= Written exercise =
Retype the passage of the Togetherness review starting at "A kindred spirit" and ending at "out kindergarten applications.", with no changes.

= Text block =
TV Review: ‘Togetherness’

togetherness TV Review HBO

On paper, “Togetherness” looks like a conventional sitcom premise: a married couple with two young kids, flanked on either side by the husband’s unemployed best friend and the wife’s zany, man-hungry sister. Yet as created by the Duplass brothers, this HBO series becomes another serialized tale of urban yuppie angst, with a lot of Woody Allen-like soul-searching and an indie-film sensibility. Thanks in part to the cast — perhaps especially Melanie Lynskey — the show proves watchable enough, provided one can get past dialogue like, “I’m trying to dig myself out of the womb of despair.”

A kindred spirit to FX’s “Married,” “Togetherness” casts Mark Duplass (who co-created with brother Jay and co-star Steve Zissis) as Brett, a movie sound guy married to Lynskey’s Michelle, with whom he’s raising children and fretting about things like filling out kindergarten applications.

Still, Brett and Michelle are not especially happy, with the sex part of the marriage having largely dried up, causing each to wonder if there isn’t something more to life — him, eventually, through a spiritual quest; her by beginning to think about another man (John Ortiz) she encounters.

= Material shown =
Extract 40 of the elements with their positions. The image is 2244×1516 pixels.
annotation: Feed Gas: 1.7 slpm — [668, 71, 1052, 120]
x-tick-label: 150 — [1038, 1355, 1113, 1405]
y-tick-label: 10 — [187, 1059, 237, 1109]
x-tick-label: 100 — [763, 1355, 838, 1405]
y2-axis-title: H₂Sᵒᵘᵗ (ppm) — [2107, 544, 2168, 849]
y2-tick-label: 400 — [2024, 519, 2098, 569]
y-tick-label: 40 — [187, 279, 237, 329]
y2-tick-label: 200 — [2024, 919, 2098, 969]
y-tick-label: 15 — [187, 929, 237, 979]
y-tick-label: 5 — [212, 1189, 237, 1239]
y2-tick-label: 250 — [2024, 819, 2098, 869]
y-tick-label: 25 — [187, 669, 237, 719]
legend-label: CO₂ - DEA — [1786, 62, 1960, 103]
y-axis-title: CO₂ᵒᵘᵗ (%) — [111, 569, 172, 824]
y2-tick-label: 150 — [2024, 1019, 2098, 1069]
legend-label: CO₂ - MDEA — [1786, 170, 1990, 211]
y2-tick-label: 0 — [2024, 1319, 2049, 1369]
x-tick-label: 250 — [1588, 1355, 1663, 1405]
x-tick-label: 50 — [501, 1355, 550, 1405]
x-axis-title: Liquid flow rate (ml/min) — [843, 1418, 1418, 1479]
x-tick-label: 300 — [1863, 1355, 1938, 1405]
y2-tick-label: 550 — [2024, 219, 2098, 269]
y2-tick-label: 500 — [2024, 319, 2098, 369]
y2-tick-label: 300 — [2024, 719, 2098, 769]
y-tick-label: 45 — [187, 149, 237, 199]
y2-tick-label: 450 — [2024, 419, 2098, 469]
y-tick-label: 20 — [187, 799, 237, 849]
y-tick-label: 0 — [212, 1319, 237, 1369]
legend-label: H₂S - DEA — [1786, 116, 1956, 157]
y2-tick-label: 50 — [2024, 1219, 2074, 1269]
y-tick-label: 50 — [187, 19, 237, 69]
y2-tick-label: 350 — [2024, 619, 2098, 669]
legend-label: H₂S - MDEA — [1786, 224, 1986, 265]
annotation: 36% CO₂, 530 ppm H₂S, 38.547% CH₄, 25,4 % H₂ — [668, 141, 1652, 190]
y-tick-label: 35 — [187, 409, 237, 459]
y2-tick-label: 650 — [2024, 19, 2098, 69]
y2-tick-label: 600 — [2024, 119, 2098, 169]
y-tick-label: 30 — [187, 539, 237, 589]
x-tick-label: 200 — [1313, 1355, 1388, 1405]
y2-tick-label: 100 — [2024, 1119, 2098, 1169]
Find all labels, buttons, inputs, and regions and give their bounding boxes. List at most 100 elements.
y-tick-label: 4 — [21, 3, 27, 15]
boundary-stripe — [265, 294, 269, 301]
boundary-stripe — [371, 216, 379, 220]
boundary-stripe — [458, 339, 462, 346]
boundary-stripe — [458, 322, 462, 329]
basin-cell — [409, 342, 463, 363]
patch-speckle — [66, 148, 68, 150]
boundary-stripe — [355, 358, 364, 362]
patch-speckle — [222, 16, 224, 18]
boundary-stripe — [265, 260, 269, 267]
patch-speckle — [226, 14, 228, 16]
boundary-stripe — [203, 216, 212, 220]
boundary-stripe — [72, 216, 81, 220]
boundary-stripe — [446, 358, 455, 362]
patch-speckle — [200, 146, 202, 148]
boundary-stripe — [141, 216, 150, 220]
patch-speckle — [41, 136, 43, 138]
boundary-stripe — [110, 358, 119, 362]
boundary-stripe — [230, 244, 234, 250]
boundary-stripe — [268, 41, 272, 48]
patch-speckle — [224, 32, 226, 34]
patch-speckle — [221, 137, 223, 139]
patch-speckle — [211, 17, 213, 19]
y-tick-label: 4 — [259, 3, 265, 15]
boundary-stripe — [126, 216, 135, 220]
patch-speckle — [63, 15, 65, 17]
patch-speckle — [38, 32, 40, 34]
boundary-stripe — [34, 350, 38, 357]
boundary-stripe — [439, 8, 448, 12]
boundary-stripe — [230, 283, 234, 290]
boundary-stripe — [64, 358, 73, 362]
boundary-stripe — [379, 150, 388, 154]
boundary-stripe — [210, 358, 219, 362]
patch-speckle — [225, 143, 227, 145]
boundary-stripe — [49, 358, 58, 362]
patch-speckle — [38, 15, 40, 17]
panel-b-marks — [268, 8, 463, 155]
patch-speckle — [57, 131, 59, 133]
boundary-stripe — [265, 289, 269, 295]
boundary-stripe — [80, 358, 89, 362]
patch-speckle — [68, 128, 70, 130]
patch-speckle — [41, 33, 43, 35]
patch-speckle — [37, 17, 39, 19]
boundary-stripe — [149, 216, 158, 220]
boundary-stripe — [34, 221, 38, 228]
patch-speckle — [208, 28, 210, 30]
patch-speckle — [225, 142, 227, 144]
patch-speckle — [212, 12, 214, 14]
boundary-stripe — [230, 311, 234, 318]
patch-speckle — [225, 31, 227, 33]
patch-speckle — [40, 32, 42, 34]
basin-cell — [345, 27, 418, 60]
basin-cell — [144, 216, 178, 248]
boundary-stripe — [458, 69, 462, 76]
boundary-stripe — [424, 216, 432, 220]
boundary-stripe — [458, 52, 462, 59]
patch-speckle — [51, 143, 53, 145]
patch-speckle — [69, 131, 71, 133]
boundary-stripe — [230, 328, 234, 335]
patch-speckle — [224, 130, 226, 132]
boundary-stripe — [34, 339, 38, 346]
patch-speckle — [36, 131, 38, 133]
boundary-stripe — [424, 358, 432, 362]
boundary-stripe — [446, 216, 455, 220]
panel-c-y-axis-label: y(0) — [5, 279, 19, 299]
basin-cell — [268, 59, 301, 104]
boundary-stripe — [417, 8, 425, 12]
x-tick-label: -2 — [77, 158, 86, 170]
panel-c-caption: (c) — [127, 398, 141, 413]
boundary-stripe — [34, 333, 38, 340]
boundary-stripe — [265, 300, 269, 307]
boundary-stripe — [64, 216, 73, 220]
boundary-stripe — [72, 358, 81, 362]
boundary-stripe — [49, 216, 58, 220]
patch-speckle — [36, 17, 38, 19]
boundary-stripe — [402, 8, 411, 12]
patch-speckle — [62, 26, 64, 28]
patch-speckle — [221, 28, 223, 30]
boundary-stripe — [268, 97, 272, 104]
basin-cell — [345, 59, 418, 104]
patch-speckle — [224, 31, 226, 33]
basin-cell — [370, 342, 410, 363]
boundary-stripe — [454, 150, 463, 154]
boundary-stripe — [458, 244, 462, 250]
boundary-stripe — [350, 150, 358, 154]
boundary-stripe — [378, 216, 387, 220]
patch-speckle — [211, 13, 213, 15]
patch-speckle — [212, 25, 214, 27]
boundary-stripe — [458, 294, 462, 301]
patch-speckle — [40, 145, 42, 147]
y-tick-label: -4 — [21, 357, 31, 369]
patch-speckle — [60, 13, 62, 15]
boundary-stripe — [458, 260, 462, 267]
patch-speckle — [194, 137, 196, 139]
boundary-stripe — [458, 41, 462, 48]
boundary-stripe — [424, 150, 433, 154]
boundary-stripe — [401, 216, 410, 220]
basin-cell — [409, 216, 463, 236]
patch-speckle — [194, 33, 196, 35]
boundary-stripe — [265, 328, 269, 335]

= Exercise output =
A kindred spirit to FX’s “Married,” “Togetherness” casts Mark Duplass (who co-created with brother Jay and co-star Steve Zissis) as Brett, a movie sound guy married to Lynskey’s Michelle, with whom he’s raising children and fretting about things like filling out kindergarten applications.